- [Exercise details] Please return the whole listing below line for line, unchanged, but leave out the pictures.

- [Information given]
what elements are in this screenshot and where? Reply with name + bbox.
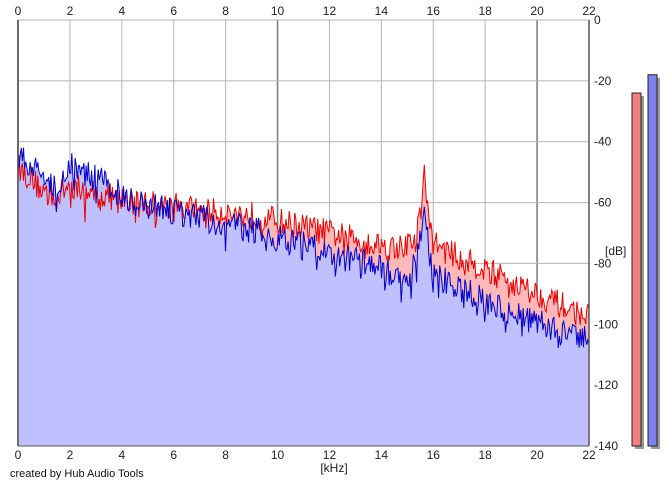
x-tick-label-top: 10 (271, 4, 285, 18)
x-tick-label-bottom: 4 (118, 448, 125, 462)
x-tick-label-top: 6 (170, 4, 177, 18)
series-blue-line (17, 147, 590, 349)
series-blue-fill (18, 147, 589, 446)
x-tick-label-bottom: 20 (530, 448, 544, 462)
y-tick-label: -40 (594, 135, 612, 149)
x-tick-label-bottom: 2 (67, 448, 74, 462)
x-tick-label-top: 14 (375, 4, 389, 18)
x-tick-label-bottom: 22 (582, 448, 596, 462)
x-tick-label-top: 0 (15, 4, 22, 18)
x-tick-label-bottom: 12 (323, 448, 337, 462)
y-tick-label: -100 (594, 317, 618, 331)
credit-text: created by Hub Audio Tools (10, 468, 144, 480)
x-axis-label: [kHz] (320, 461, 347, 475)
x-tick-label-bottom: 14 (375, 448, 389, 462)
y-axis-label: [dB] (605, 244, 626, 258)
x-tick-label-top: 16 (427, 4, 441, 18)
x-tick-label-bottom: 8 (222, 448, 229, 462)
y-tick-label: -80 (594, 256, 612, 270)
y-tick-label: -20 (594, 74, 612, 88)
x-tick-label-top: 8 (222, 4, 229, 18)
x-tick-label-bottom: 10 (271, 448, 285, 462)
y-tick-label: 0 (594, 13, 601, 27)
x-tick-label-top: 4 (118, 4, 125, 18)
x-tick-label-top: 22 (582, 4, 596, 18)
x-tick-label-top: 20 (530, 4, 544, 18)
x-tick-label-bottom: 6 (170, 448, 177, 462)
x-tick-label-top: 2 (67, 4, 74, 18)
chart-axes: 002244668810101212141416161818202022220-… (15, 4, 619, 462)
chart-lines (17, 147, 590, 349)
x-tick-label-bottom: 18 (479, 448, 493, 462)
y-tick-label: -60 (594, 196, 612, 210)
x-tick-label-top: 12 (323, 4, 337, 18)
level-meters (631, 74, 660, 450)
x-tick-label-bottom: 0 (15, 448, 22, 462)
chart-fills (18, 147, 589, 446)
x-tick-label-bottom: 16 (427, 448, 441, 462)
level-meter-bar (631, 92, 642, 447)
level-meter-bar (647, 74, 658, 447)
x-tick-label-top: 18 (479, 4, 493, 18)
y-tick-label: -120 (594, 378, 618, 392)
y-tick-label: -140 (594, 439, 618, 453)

- [Result of the exercise]
what elements are in this screenshot and where? Reply with name + bbox.
x-tick-label-top: 10 (271, 4, 285, 18)
x-tick-label-bottom: 4 (118, 448, 125, 462)
x-tick-label-top: 6 (170, 4, 177, 18)
series-blue-line (17, 147, 590, 349)
series-blue-fill (18, 147, 589, 446)
x-tick-label-bottom: 20 (530, 448, 544, 462)
y-tick-label: -40 (594, 135, 612, 149)
x-tick-label-bottom: 2 (67, 448, 74, 462)
x-tick-label-top: 14 (375, 4, 389, 18)
x-tick-label-bottom: 22 (582, 448, 596, 462)
x-tick-label-top: 0 (15, 4, 22, 18)
x-tick-label-bottom: 12 (323, 448, 337, 462)
y-tick-label: -100 (594, 317, 618, 331)
credit-text: created by Hub Audio Tools (10, 468, 144, 480)
x-axis-label: [kHz] (320, 461, 347, 475)
x-tick-label-bottom: 14 (375, 448, 389, 462)
y-axis-label: [dB] (605, 244, 626, 258)
x-tick-label-top: 16 (427, 4, 441, 18)
x-tick-label-bottom: 8 (222, 448, 229, 462)
y-tick-label: -80 (594, 256, 612, 270)
y-tick-label: -20 (594, 74, 612, 88)
x-tick-label-top: 8 (222, 4, 229, 18)
x-tick-label-bottom: 10 (271, 448, 285, 462)
y-tick-label: 0 (594, 13, 601, 27)
x-tick-label-top: 4 (118, 4, 125, 18)
x-tick-label-top: 22 (582, 4, 596, 18)
x-tick-label-top: 20 (530, 4, 544, 18)
x-tick-label-bottom: 6 (170, 448, 177, 462)
x-tick-label-top: 2 (67, 4, 74, 18)
chart-axes: 002244668810101212141416161818202022220-… (15, 4, 619, 462)
chart-lines (17, 147, 590, 349)
x-tick-label-bottom: 18 (479, 448, 493, 462)
y-tick-label: -60 (594, 196, 612, 210)
x-tick-label-top: 12 (323, 4, 337, 18)
level-meters (631, 74, 660, 450)
x-tick-label-bottom: 0 (15, 448, 22, 462)
chart-fills (18, 147, 589, 446)
x-tick-label-bottom: 16 (427, 448, 441, 462)
level-meter-bar (631, 92, 642, 447)
level-meter-bar (647, 74, 658, 447)
x-tick-label-top: 18 (479, 4, 493, 18)
y-tick-label: -120 (594, 378, 618, 392)
y-tick-label: -140 (594, 439, 618, 453)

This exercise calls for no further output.